**DESCRIPTION OF THE TASK**. Every entry below should be repeated exactly; the pictures should not.

[Stored data entries]
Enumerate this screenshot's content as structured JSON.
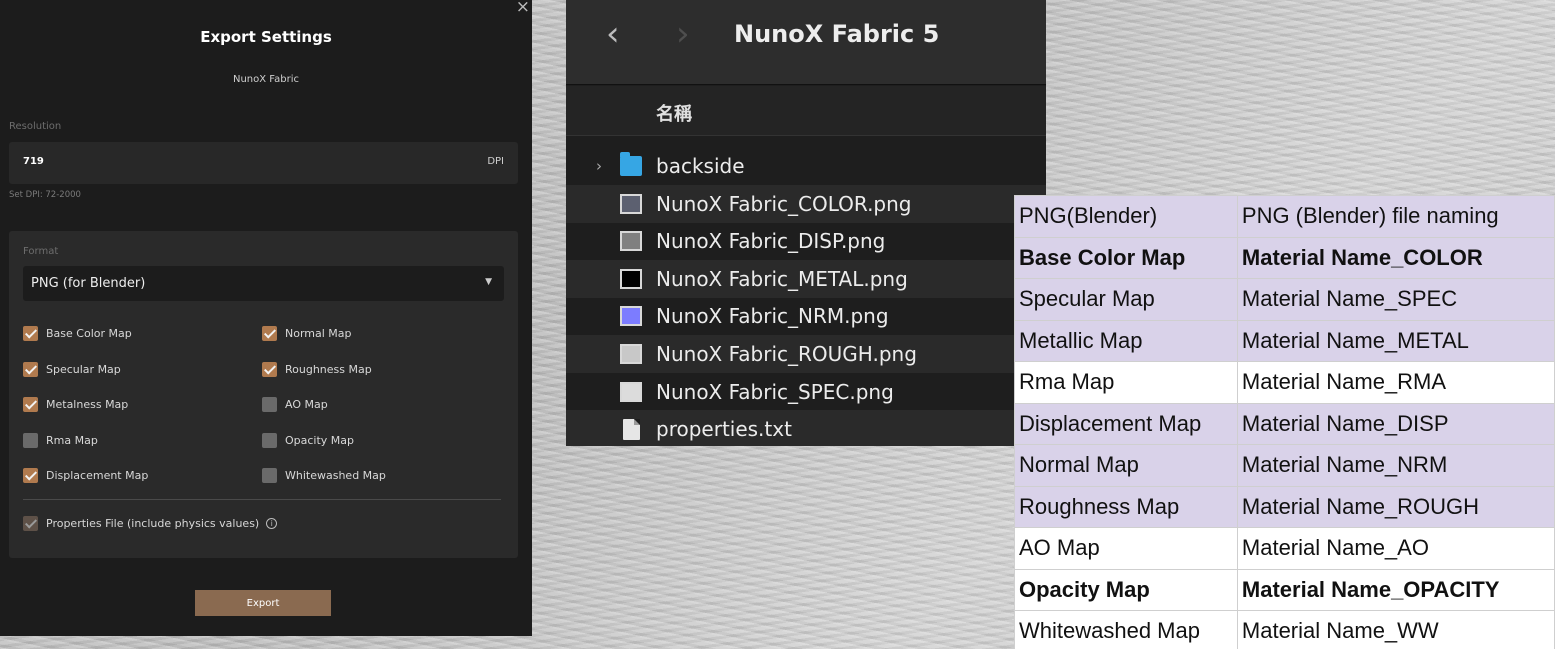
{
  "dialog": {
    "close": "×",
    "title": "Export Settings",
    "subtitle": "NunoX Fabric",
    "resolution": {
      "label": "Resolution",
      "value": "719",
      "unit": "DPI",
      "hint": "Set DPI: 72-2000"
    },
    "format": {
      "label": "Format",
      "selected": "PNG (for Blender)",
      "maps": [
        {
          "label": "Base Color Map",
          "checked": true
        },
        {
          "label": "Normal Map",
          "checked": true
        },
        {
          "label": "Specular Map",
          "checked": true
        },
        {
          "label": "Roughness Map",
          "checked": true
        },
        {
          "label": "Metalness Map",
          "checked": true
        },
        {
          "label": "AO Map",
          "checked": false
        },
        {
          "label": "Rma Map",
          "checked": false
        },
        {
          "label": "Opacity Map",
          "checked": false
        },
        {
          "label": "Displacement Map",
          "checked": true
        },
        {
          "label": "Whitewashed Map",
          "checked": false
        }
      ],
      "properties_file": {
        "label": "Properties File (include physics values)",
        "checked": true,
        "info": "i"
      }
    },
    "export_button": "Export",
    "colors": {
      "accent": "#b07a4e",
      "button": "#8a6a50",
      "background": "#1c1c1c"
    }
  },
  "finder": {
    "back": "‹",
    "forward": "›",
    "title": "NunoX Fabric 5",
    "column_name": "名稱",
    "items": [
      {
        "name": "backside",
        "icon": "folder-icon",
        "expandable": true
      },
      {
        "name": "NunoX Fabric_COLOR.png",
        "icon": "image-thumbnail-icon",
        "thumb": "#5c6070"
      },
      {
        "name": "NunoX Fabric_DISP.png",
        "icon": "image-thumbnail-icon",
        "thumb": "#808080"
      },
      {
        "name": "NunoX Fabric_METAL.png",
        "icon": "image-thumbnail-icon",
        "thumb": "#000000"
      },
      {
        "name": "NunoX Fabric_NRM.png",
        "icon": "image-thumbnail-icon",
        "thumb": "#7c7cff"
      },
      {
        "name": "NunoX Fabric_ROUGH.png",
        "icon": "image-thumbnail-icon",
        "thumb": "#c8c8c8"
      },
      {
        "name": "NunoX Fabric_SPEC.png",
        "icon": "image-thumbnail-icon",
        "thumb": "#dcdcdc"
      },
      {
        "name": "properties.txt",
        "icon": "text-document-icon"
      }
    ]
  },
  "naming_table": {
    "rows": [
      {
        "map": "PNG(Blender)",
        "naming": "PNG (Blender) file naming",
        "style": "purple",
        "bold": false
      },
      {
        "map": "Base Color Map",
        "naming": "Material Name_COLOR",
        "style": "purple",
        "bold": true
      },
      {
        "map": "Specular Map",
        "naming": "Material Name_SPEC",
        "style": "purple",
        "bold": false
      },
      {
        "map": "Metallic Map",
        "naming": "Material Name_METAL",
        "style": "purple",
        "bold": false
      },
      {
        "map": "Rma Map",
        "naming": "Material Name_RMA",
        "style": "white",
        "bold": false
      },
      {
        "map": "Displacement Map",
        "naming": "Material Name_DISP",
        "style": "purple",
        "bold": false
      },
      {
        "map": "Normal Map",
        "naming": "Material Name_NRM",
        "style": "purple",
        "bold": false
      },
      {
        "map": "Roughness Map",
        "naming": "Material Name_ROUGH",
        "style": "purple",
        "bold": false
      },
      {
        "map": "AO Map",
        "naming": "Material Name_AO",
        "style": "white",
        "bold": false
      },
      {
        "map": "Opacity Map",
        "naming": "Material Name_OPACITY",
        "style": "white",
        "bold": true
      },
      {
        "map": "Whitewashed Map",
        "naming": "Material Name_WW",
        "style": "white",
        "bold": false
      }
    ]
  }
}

**THE RESULT**.
Enumerate this screenshot's content as structured JSON.
{
  "dialog": {
    "close": "×",
    "title": "Export Settings",
    "subtitle": "NunoX Fabric",
    "resolution": {
      "label": "Resolution",
      "value": "719",
      "unit": "DPI",
      "hint": "Set DPI: 72-2000"
    },
    "format": {
      "label": "Format",
      "selected": "PNG (for Blender)",
      "maps": [
        {
          "label": "Base Color Map",
          "checked": true
        },
        {
          "label": "Normal Map",
          "checked": true
        },
        {
          "label": "Specular Map",
          "checked": true
        },
        {
          "label": "Roughness Map",
          "checked": true
        },
        {
          "label": "Metalness Map",
          "checked": true
        },
        {
          "label": "AO Map",
          "checked": false
        },
        {
          "label": "Rma Map",
          "checked": false
        },
        {
          "label": "Opacity Map",
          "checked": false
        },
        {
          "label": "Displacement Map",
          "checked": true
        },
        {
          "label": "Whitewashed Map",
          "checked": false
        }
      ],
      "properties_file": {
        "label": "Properties File (include physics values)",
        "checked": true,
        "info": "i"
      }
    },
    "export_button": "Export",
    "colors": {
      "accent": "#b07a4e",
      "button": "#8a6a50",
      "background": "#1c1c1c"
    }
  },
  "finder": {
    "back": "‹",
    "forward": "›",
    "title": "NunoX Fabric 5",
    "column_name": "名稱",
    "items": [
      {
        "name": "backside",
        "icon": "folder-icon",
        "expandable": true
      },
      {
        "name": "NunoX Fabric_COLOR.png",
        "icon": "image-thumbnail-icon",
        "thumb": "#5c6070"
      },
      {
        "name": "NunoX Fabric_DISP.png",
        "icon": "image-thumbnail-icon",
        "thumb": "#808080"
      },
      {
        "name": "NunoX Fabric_METAL.png",
        "icon": "image-thumbnail-icon",
        "thumb": "#000000"
      },
      {
        "name": "NunoX Fabric_NRM.png",
        "icon": "image-thumbnail-icon",
        "thumb": "#7c7cff"
      },
      {
        "name": "NunoX Fabric_ROUGH.png",
        "icon": "image-thumbnail-icon",
        "thumb": "#c8c8c8"
      },
      {
        "name": "NunoX Fabric_SPEC.png",
        "icon": "image-thumbnail-icon",
        "thumb": "#dcdcdc"
      },
      {
        "name": "properties.txt",
        "icon": "text-document-icon"
      }
    ]
  },
  "naming_table": {
    "rows": [
      {
        "map": "PNG(Blender)",
        "naming": "PNG (Blender) file naming",
        "style": "purple",
        "bold": false
      },
      {
        "map": "Base Color Map",
        "naming": "Material Name_COLOR",
        "style": "purple",
        "bold": true
      },
      {
        "map": "Specular Map",
        "naming": "Material Name_SPEC",
        "style": "purple",
        "bold": false
      },
      {
        "map": "Metallic Map",
        "naming": "Material Name_METAL",
        "style": "purple",
        "bold": false
      },
      {
        "map": "Rma Map",
        "naming": "Material Name_RMA",
        "style": "white",
        "bold": false
      },
      {
        "map": "Displacement Map",
        "naming": "Material Name_DISP",
        "style": "purple",
        "bold": false
      },
      {
        "map": "Normal Map",
        "naming": "Material Name_NRM",
        "style": "purple",
        "bold": false
      },
      {
        "map": "Roughness Map",
        "naming": "Material Name_ROUGH",
        "style": "purple",
        "bold": false
      },
      {
        "map": "AO Map",
        "naming": "Material Name_AO",
        "style": "white",
        "bold": false
      },
      {
        "map": "Opacity Map",
        "naming": "Material Name_OPACITY",
        "style": "white",
        "bold": true
      },
      {
        "map": "Whitewashed Map",
        "naming": "Material Name_WW",
        "style": "white",
        "bold": false
      }
    ]
  }
}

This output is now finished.